WHAT THIS TASK INVOLVES ▸
In the material below, find all lines with the string "quote" and copy them.

SUPPLIED INFORMATION ▸
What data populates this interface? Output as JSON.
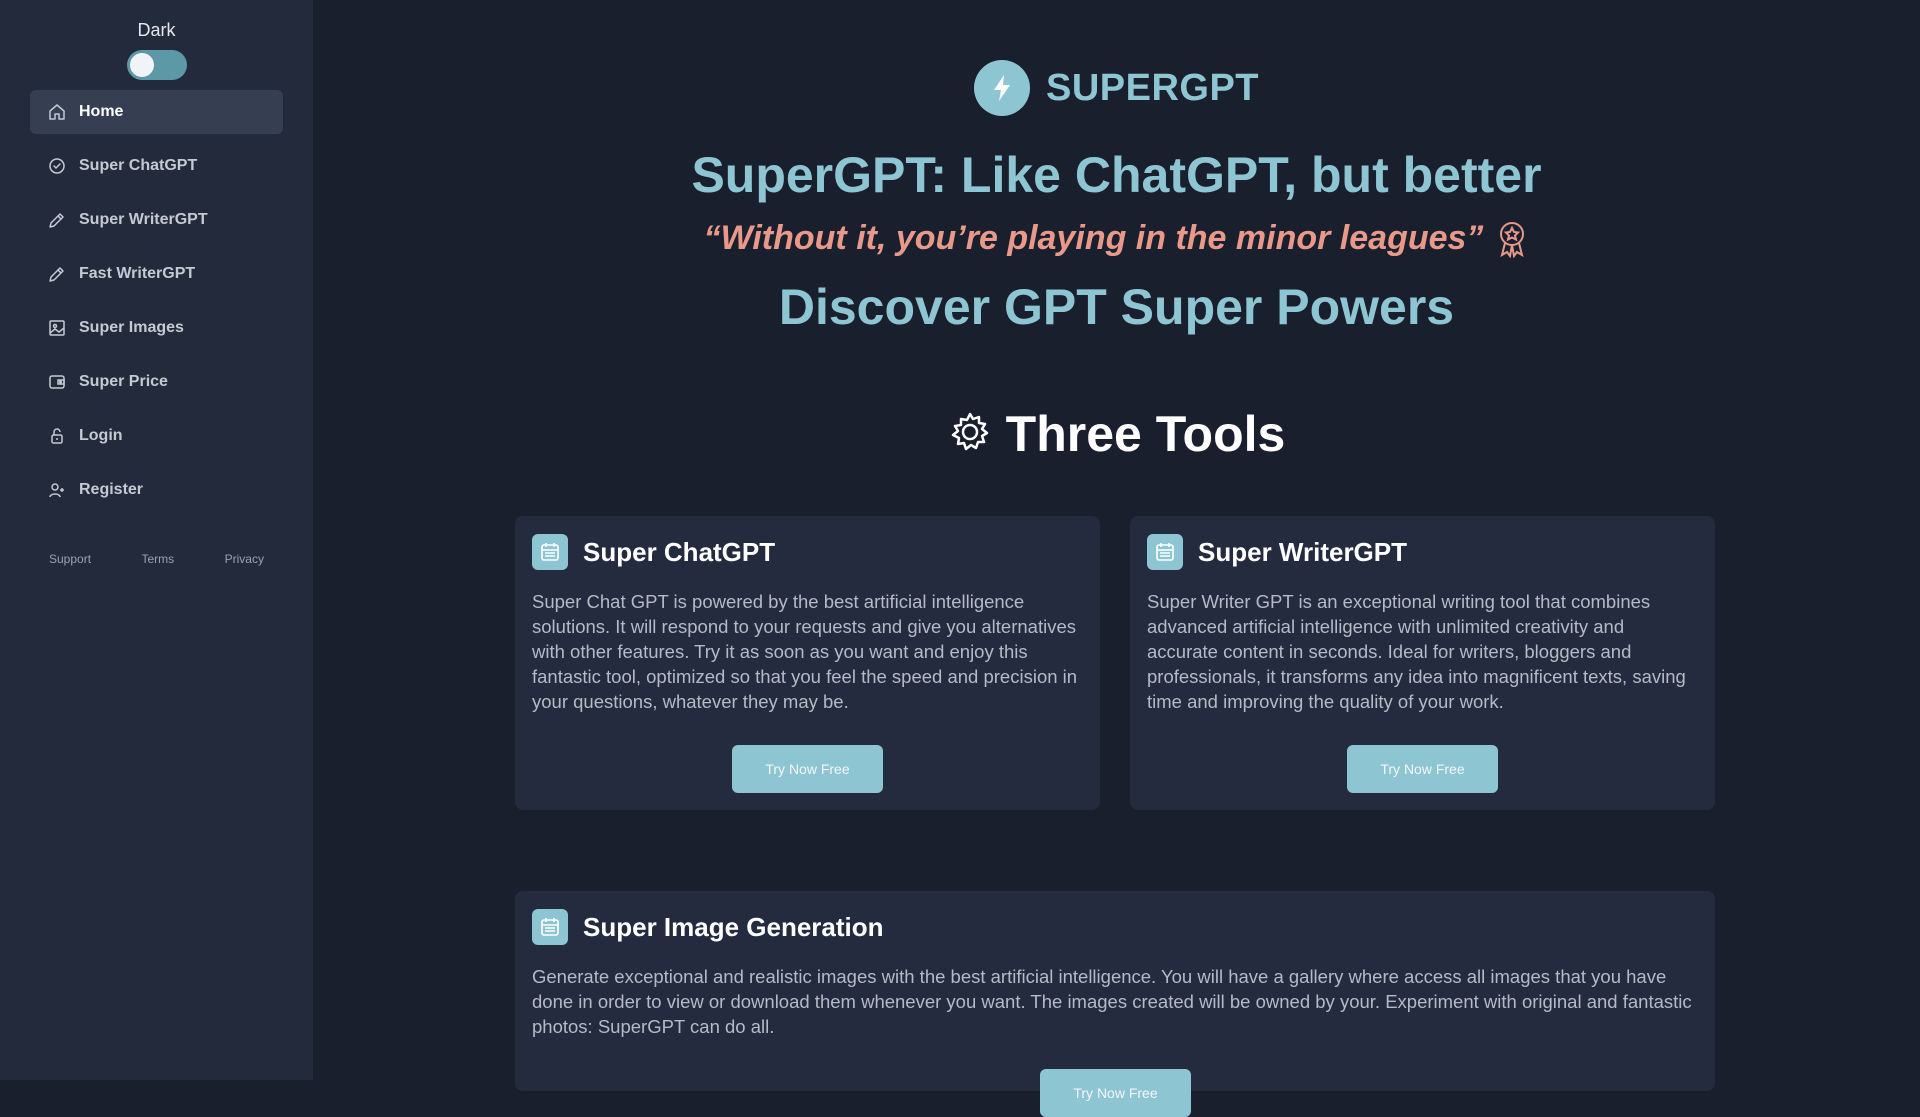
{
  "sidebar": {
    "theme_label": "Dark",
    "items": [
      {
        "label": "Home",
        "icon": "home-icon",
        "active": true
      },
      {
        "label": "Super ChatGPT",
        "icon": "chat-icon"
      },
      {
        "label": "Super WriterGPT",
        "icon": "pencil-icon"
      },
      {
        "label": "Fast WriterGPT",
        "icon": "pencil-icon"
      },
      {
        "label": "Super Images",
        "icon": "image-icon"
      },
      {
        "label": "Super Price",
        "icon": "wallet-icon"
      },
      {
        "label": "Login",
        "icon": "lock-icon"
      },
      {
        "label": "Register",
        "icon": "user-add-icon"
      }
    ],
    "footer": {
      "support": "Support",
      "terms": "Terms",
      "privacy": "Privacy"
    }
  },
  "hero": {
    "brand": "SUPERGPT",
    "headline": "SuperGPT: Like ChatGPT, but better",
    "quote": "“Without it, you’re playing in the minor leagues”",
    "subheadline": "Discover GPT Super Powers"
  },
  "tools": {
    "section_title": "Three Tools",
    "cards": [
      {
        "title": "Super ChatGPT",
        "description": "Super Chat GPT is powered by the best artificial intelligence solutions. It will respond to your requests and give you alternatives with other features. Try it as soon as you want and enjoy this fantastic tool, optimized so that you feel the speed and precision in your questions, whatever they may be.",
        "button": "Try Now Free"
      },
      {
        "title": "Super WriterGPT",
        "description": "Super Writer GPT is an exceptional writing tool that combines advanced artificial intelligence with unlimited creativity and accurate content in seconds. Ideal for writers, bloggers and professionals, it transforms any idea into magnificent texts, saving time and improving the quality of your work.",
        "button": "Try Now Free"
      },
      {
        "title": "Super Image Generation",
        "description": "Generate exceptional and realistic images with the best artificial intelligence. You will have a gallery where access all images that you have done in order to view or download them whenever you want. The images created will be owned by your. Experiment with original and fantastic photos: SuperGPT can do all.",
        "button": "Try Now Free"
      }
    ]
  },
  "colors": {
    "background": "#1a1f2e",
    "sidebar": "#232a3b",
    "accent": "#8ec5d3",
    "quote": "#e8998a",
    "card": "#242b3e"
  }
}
--
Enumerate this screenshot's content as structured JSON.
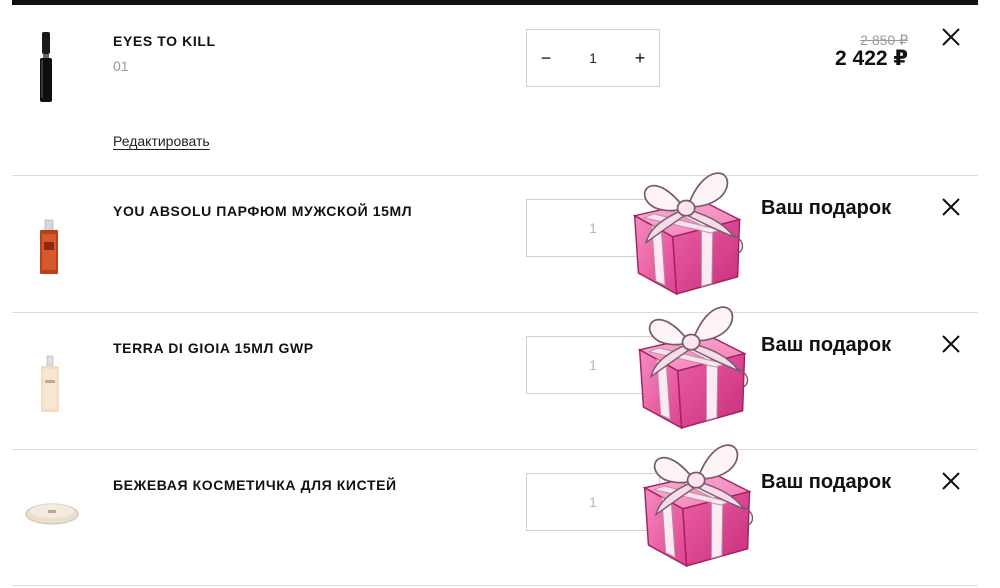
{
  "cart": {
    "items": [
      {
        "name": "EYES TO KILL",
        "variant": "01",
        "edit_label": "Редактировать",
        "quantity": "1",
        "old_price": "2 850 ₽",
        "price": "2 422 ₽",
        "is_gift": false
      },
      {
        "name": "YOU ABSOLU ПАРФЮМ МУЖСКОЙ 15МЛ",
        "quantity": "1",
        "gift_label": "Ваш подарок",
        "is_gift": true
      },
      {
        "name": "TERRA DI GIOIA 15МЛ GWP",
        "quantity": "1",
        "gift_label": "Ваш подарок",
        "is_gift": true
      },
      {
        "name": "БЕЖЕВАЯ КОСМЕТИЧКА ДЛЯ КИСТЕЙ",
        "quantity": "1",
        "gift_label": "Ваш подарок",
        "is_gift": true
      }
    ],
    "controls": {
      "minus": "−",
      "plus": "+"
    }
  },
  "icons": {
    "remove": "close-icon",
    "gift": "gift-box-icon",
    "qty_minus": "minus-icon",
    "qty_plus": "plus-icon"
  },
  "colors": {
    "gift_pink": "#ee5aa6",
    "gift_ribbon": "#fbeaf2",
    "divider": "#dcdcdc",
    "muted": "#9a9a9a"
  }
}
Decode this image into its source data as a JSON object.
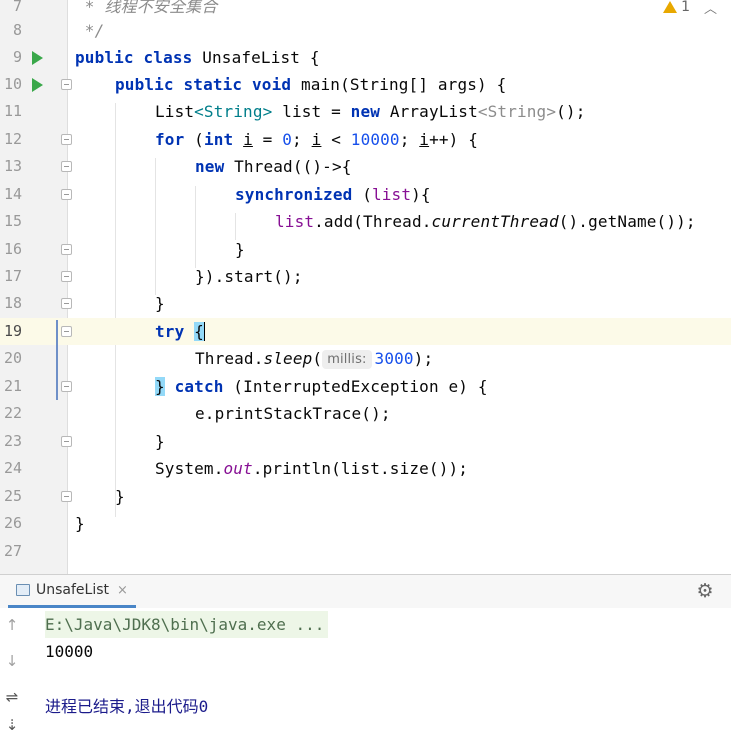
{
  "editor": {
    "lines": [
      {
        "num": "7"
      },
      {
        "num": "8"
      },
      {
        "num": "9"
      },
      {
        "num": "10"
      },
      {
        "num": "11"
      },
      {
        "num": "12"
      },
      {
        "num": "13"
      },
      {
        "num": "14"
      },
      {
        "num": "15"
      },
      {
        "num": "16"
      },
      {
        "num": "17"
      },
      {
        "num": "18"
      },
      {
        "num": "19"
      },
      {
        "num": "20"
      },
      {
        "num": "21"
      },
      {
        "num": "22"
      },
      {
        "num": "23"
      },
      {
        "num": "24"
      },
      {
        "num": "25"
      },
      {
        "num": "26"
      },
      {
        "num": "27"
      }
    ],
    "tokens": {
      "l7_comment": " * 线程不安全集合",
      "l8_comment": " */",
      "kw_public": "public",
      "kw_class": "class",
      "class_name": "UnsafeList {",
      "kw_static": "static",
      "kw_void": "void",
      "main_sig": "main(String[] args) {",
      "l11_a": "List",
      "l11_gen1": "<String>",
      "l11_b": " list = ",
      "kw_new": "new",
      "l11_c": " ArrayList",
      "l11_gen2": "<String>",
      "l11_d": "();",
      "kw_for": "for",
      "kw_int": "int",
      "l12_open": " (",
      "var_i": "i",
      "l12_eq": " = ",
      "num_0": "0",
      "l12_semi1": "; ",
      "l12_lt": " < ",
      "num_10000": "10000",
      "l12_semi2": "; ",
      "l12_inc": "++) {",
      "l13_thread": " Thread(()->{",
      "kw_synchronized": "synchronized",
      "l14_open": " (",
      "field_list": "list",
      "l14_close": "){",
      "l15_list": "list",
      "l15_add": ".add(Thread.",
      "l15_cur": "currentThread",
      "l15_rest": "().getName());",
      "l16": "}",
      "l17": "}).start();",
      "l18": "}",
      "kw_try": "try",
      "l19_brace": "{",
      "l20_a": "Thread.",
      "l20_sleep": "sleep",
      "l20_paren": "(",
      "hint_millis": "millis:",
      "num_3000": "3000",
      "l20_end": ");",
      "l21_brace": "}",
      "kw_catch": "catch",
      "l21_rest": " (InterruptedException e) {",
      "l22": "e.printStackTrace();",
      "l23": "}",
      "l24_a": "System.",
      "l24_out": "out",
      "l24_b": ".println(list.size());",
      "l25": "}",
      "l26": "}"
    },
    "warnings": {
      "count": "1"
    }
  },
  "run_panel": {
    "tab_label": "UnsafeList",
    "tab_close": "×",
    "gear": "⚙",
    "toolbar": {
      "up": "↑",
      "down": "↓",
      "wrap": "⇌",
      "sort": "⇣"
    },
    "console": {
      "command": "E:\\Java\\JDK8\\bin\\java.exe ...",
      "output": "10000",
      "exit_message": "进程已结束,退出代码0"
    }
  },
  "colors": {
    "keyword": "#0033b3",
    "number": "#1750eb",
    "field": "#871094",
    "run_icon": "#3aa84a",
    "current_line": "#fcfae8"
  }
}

EXERCISE OUTPUT ▸
    "quote": "“Without it, you’re playing in the minor leagues”",
    "quote": "#e8998a",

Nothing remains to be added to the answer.